Supplied material:
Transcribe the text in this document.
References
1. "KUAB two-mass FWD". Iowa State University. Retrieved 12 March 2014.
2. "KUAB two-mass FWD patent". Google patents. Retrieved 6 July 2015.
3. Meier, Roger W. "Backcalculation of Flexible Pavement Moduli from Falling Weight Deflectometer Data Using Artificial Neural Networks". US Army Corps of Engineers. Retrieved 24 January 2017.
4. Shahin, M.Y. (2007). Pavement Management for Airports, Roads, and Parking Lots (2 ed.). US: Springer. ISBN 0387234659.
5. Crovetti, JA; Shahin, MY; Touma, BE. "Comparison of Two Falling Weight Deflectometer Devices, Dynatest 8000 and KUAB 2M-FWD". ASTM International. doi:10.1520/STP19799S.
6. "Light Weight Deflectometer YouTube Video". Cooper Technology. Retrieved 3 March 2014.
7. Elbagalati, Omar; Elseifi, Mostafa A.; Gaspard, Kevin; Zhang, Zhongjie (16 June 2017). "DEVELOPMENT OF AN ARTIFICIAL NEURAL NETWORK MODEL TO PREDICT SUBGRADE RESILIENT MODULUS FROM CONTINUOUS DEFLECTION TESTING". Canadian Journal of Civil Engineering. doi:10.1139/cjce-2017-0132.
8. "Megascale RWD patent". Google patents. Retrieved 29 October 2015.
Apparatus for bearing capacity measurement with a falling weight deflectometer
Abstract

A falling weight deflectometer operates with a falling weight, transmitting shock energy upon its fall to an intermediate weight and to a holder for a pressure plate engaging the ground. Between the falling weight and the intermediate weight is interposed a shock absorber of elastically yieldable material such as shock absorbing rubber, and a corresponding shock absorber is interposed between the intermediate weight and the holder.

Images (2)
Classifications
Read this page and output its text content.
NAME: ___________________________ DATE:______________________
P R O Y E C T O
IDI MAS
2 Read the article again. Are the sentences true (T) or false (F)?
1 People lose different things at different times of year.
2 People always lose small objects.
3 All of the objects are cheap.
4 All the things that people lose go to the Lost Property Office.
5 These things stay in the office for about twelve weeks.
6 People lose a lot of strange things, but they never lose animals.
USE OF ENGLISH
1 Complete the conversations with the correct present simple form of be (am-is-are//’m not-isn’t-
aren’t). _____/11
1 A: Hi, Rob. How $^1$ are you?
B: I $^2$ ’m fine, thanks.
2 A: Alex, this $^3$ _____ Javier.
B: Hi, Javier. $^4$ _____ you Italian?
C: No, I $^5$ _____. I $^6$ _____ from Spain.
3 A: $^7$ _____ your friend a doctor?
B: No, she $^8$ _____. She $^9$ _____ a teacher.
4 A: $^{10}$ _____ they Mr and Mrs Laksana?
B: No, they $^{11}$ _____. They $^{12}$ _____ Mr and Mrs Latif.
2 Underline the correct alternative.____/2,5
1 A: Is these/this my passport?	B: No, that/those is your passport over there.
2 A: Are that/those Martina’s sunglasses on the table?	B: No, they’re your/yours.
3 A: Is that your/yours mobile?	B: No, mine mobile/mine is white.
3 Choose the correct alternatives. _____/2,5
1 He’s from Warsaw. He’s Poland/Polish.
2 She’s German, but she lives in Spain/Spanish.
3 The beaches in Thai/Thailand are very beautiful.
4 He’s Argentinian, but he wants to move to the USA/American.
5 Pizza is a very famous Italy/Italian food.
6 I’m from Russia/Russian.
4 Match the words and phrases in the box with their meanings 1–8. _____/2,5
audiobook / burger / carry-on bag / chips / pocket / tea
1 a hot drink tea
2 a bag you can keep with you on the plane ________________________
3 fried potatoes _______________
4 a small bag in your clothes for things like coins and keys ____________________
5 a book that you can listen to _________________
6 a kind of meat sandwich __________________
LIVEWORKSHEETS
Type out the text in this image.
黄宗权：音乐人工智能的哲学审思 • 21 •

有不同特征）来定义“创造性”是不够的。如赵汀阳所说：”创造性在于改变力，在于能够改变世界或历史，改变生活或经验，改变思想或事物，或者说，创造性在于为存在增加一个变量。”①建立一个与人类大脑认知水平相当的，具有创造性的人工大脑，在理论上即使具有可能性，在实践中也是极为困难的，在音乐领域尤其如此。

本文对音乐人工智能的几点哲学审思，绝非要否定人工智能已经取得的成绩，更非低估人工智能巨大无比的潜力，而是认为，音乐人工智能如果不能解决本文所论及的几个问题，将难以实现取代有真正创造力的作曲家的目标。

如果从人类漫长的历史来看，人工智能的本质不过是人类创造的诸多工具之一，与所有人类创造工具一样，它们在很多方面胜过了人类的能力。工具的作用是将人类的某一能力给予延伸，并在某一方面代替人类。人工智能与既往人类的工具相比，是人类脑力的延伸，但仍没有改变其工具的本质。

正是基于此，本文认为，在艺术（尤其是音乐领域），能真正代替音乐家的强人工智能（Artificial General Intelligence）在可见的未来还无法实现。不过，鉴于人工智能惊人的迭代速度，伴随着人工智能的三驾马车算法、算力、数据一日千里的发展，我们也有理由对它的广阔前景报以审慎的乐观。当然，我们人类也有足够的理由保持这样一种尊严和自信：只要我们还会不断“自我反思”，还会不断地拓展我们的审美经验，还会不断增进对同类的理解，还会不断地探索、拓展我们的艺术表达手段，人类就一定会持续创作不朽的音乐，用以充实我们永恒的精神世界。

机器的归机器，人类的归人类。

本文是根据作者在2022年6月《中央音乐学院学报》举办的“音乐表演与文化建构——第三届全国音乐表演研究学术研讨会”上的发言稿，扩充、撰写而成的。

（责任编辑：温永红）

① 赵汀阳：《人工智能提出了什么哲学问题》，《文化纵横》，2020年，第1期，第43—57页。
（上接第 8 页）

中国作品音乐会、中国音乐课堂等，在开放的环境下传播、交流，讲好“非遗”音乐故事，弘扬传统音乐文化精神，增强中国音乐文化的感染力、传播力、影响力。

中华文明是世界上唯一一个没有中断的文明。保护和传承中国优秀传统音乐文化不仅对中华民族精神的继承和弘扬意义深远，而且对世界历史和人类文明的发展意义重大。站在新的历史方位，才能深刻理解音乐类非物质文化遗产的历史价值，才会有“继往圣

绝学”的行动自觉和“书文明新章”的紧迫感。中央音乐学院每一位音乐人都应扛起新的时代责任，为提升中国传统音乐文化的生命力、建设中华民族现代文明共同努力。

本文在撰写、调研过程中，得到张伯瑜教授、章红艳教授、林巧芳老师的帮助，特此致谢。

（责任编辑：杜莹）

Work instructions: Find the lines of the material that hold the word "mass" and report their count alone.

In response: 2